Start of DATA FOR THE TASK

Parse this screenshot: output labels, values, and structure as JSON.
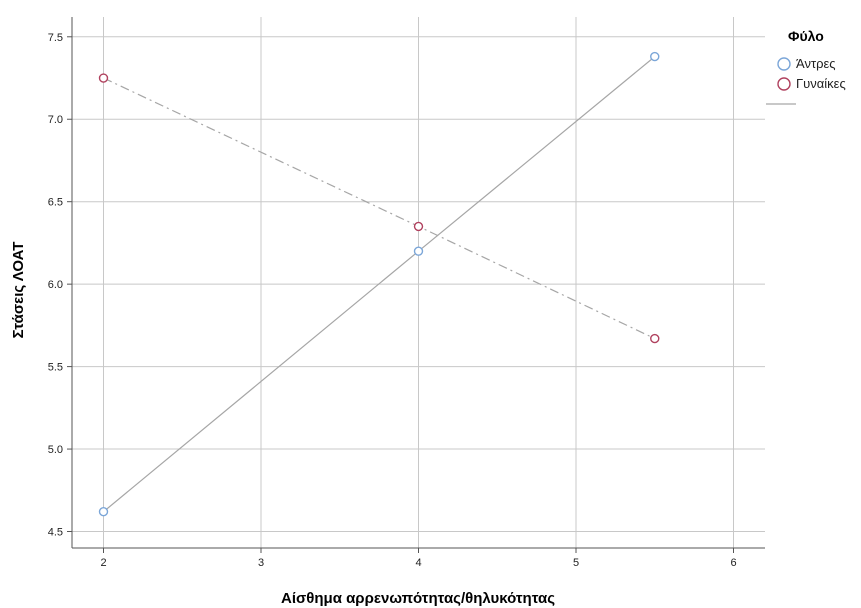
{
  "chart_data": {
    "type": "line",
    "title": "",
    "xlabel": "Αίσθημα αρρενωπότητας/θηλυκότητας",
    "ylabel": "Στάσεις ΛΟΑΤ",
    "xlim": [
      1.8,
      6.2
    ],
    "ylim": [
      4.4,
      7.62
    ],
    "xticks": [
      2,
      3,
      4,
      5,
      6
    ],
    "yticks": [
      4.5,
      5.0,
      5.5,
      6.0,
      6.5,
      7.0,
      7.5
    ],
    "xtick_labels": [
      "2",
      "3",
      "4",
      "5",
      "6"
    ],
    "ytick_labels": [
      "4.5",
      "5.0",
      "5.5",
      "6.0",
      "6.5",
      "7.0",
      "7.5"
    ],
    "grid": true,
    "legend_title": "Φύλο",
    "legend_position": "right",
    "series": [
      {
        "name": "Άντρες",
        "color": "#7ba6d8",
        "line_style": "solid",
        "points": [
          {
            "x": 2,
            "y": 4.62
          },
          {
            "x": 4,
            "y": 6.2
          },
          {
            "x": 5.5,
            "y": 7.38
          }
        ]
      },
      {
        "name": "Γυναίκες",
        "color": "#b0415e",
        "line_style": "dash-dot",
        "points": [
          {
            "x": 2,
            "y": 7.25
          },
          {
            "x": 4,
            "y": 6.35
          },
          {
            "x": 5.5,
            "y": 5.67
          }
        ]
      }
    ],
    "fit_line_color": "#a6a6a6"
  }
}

End of DATA FOR THE TASK

__WHAT IS BEING ASKED__. Retype each record exactly as it stands, but do not include the pictures.

__WRITTEN RESPONSE__.
Parse this screenshot: output labels, values, and structure as JSON.
{
  "chart_data": {
    "type": "line",
    "title": "",
    "xlabel": "Αίσθημα αρρενωπότητας/θηλυκότητας",
    "ylabel": "Στάσεις ΛΟΑΤ",
    "xlim": [
      1.8,
      6.2
    ],
    "ylim": [
      4.4,
      7.62
    ],
    "xticks": [
      2,
      3,
      4,
      5,
      6
    ],
    "yticks": [
      4.5,
      5.0,
      5.5,
      6.0,
      6.5,
      7.0,
      7.5
    ],
    "xtick_labels": [
      "2",
      "3",
      "4",
      "5",
      "6"
    ],
    "ytick_labels": [
      "4.5",
      "5.0",
      "5.5",
      "6.0",
      "6.5",
      "7.0",
      "7.5"
    ],
    "grid": true,
    "legend_title": "Φύλο",
    "legend_position": "right",
    "series": [
      {
        "name": "Άντρες",
        "color": "#7ba6d8",
        "line_style": "solid",
        "points": [
          {
            "x": 2,
            "y": 4.62
          },
          {
            "x": 4,
            "y": 6.2
          },
          {
            "x": 5.5,
            "y": 7.38
          }
        ]
      },
      {
        "name": "Γυναίκες",
        "color": "#b0415e",
        "line_style": "dash-dot",
        "points": [
          {
            "x": 2,
            "y": 7.25
          },
          {
            "x": 4,
            "y": 6.35
          },
          {
            "x": 5.5,
            "y": 5.67
          }
        ]
      }
    ],
    "fit_line_color": "#a6a6a6"
  }
}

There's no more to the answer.